[Items listed in a dataset]
[start]
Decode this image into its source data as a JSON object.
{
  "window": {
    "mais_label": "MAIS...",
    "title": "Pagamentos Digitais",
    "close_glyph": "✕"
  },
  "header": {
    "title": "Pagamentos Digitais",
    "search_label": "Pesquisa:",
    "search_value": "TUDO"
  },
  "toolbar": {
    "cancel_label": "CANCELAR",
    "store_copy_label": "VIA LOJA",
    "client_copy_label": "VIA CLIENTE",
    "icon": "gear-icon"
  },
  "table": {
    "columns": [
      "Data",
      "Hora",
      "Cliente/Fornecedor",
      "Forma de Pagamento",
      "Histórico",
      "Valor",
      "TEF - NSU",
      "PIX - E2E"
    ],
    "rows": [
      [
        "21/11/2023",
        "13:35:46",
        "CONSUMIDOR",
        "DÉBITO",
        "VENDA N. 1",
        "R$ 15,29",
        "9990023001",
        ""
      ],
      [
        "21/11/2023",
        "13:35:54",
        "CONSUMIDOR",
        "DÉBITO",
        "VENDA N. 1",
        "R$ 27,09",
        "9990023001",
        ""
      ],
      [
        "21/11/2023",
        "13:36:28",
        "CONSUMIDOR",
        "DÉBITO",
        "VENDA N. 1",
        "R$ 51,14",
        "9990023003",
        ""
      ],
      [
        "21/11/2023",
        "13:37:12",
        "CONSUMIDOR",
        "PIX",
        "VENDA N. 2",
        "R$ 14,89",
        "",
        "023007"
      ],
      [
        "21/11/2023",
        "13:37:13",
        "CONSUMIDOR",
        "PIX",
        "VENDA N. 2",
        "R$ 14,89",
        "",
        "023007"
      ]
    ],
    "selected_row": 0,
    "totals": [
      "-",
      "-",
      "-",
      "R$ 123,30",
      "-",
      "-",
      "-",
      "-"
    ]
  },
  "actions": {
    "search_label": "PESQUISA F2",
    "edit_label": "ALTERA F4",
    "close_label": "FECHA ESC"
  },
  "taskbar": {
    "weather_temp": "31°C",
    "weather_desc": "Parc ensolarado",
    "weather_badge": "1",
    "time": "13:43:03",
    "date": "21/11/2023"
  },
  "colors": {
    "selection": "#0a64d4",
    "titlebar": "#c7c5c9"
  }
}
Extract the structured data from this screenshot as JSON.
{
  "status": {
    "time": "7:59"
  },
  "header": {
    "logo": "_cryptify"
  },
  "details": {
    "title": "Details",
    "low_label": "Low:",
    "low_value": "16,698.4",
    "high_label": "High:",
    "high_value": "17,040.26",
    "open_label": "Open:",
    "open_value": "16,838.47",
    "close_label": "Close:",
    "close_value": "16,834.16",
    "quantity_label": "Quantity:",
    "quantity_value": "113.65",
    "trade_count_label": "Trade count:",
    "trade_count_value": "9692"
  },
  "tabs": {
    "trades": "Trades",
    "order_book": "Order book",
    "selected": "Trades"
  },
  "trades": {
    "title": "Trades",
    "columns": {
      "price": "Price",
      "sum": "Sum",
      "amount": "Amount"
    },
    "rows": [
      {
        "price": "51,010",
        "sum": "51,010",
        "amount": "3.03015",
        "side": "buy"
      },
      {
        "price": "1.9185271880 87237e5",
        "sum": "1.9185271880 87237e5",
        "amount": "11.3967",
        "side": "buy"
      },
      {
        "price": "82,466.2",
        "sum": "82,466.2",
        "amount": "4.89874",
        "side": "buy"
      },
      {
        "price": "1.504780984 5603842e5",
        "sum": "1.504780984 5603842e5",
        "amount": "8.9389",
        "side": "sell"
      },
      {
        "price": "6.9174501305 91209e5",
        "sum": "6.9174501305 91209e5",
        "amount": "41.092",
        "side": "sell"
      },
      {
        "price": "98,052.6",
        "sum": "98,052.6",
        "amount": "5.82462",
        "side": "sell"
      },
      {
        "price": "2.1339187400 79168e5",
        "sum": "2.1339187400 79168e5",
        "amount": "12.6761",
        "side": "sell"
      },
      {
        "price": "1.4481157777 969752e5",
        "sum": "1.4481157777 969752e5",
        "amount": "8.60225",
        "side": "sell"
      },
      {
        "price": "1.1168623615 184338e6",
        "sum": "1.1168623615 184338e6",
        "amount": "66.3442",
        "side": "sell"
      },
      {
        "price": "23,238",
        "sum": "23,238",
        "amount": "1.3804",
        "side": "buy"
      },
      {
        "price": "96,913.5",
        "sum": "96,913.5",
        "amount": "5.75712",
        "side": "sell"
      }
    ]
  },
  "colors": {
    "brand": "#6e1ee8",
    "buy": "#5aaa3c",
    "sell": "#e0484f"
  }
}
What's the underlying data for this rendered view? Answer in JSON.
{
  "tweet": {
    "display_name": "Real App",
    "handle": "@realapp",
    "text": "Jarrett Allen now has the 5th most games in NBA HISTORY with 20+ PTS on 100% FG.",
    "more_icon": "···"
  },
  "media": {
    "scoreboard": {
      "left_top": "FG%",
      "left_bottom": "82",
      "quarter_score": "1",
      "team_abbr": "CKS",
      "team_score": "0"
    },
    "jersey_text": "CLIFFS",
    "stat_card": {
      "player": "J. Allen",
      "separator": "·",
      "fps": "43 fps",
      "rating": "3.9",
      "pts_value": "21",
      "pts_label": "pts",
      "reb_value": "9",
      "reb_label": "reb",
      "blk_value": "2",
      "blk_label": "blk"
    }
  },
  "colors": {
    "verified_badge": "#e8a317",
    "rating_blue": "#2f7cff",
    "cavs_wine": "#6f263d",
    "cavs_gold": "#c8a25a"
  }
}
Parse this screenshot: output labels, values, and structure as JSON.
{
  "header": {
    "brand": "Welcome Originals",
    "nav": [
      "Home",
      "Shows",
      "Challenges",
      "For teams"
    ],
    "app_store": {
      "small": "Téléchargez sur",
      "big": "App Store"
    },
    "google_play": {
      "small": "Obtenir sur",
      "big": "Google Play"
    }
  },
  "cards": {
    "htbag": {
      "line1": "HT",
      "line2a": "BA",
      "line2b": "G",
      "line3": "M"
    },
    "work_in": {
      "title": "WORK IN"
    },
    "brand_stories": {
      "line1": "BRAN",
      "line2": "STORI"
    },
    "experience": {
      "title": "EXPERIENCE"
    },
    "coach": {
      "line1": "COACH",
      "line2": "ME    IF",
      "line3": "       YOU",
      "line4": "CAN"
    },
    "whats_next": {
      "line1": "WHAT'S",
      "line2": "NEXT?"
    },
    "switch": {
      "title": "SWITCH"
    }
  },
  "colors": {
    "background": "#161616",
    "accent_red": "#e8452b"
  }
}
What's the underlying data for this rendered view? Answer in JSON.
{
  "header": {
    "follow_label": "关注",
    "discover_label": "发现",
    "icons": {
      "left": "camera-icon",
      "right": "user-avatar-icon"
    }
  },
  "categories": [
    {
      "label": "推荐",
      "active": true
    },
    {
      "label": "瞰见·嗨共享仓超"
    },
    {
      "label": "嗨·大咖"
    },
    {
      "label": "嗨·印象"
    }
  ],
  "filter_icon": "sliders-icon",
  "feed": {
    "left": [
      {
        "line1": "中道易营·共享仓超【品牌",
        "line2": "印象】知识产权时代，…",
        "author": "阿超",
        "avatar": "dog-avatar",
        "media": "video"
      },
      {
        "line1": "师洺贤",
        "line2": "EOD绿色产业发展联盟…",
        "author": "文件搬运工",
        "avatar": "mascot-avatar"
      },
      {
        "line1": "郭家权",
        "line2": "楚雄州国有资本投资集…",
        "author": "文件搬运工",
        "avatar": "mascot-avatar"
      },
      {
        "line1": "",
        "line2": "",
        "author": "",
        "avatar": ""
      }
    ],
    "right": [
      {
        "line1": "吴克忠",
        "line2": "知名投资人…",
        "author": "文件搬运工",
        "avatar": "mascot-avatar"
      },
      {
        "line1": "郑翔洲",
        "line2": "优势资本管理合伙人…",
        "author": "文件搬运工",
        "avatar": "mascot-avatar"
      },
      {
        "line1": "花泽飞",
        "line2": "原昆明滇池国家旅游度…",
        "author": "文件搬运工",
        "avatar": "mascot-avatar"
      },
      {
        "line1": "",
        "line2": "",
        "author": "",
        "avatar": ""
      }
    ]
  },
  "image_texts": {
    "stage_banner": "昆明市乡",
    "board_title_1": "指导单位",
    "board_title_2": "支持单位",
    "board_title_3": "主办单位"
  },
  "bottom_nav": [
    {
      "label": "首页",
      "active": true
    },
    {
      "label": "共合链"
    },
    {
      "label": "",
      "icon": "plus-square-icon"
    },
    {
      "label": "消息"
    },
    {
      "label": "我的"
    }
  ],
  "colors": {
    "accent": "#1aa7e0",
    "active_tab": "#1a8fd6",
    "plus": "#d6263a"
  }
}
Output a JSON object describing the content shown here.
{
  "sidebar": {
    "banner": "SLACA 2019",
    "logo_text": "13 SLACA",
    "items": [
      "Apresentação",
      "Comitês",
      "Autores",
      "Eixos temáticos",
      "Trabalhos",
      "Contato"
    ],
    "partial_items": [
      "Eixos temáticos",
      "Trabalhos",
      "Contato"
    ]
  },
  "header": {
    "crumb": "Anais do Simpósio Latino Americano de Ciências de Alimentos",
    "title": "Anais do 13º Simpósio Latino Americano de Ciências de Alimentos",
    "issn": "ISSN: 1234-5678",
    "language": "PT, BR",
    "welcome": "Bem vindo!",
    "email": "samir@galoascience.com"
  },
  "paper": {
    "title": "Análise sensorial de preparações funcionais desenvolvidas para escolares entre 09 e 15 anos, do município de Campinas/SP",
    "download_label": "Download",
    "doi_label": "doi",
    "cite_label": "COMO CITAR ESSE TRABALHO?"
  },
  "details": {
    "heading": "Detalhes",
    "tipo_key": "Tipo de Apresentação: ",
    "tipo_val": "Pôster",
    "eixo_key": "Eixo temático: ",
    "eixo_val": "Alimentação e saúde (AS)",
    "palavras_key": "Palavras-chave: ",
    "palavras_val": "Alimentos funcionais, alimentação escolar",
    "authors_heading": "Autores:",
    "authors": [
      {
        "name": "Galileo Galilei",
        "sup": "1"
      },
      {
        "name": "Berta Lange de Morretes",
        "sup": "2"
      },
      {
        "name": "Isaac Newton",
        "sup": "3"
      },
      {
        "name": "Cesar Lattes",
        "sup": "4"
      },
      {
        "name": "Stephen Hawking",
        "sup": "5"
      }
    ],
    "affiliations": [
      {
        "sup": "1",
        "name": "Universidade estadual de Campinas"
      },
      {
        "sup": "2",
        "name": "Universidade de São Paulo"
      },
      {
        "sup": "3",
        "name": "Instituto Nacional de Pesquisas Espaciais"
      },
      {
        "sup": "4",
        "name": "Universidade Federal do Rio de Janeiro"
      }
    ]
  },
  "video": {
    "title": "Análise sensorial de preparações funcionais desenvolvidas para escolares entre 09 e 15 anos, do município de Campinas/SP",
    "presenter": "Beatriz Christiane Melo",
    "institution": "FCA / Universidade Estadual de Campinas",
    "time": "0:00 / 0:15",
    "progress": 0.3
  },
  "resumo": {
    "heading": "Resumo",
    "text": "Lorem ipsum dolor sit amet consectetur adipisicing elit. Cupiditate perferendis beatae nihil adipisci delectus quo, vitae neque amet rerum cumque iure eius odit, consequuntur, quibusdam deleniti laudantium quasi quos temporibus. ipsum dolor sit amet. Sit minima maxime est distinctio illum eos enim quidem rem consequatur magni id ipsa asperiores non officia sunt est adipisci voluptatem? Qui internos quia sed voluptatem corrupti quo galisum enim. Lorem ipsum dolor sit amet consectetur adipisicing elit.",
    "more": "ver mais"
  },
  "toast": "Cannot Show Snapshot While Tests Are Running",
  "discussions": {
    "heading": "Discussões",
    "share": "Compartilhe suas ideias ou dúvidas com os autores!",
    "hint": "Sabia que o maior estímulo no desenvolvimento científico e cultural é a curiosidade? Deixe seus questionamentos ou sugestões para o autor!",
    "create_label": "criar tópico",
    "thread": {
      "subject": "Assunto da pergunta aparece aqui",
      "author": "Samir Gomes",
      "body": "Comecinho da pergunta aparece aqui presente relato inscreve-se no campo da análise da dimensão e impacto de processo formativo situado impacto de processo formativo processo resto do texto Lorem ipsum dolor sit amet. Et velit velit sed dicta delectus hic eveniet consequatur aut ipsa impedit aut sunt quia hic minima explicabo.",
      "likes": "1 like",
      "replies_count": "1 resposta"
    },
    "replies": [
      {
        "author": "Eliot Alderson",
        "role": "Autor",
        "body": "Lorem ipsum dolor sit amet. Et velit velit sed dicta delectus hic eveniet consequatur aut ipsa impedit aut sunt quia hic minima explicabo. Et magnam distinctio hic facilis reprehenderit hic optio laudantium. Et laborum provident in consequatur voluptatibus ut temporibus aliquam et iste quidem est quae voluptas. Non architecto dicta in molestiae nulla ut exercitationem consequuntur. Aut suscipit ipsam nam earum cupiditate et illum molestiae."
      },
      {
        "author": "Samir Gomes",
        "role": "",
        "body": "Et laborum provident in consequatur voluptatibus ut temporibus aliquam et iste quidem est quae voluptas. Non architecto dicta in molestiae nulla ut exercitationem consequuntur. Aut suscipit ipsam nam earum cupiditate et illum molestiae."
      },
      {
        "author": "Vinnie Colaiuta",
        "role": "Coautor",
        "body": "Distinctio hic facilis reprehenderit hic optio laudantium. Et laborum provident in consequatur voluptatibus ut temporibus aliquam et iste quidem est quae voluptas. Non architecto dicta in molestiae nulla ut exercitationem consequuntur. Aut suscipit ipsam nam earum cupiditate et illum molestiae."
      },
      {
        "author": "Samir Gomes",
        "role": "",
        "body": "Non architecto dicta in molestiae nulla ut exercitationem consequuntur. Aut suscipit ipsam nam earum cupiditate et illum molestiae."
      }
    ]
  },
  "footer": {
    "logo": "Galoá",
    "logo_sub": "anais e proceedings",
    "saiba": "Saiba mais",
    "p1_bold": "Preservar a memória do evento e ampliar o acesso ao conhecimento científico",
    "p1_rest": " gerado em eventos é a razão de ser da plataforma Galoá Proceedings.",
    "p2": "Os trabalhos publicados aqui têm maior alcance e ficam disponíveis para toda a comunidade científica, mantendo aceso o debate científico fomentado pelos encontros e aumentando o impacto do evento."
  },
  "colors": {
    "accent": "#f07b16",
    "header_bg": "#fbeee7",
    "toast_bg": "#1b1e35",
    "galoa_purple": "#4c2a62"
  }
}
[end]
What needs to be done: Look above for every line with the word "Alimentos" and copy it.

Task solution:
    "crumb": "Anais do Simpósio Latino Americano de Ciências de Alimentos",
    "title": "Anais do 13º Simpósio Latino Americano de Ciências de Alimentos",
    "palavras_val": "Alimentos funcionais, alimentação escolar",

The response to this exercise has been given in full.